TASK INPUT:
• • • • • • •

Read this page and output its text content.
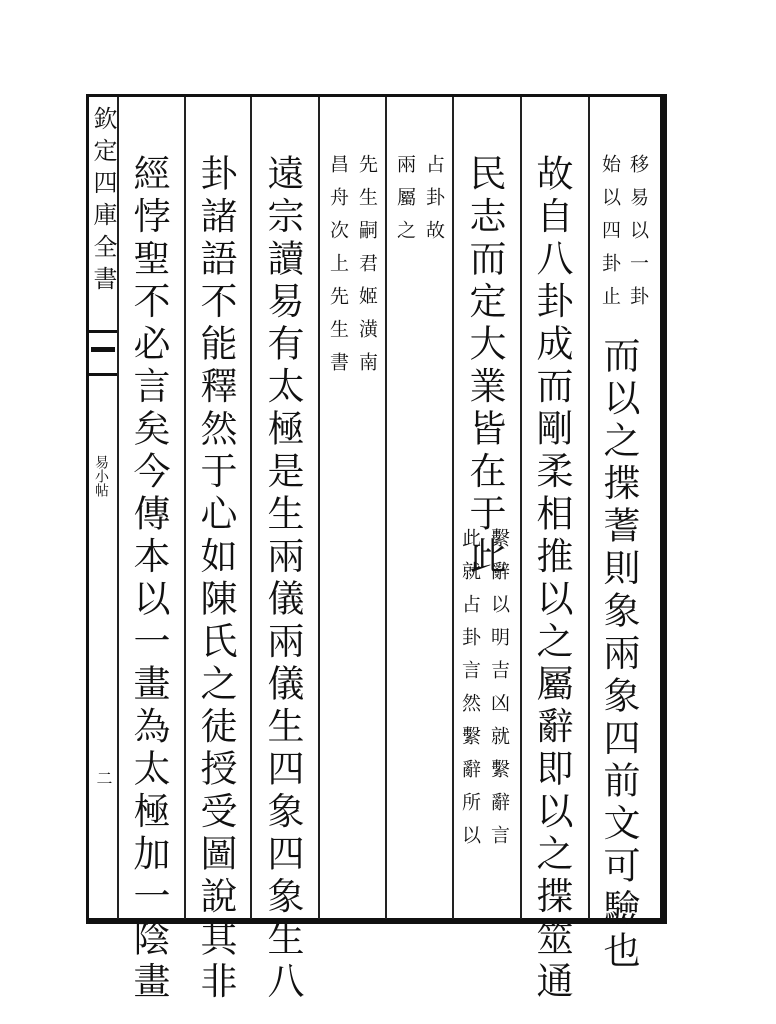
欽定四庫全書
易小帖
二
移易以一卦
始以四卦止
而以之揲蓍則象兩象四前文可驗也
故自八卦成而剛柔相推以之屬辭即以之揲筮通
民志而定大業皆在于此
繫辭以明吉凶就繫辭言
此就占卦言然繫辭所以
占卦故
兩屬之
先生嗣君姬潢南
昌舟次上先生書
遠宗讀易有太極是生兩儀兩儀生四象四象生八
卦諸語不能釋然于心如陳氏之徒授受圖說其非
經悖聖不必言矣今傳本以一畫為太極加一陰畫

• • • • • • •

THE EXERCISE:
Could you repeat all of the material exactly? Pictures should not be copied.

FINAL RESULT:
Read this page and output its text content.
欽定四庫全書
易小帖
二
移易以一卦
始以四卦止
而以之揲蓍則象兩象四前文可驗也
故自八卦成而剛柔相推以之屬辭即以之揲筮通
民志而定大業皆在于此
繫辭以明吉凶就繫辭言
此就占卦言然繫辭所以
占卦故
兩屬之
先生嗣君姬潢南
昌舟次上先生書
遠宗讀易有太極是生兩儀兩儀生四象四象生八
卦諸語不能釋然于心如陳氏之徒授受圖說其非
經悖聖不必言矣今傳本以一畫為太極加一陰畫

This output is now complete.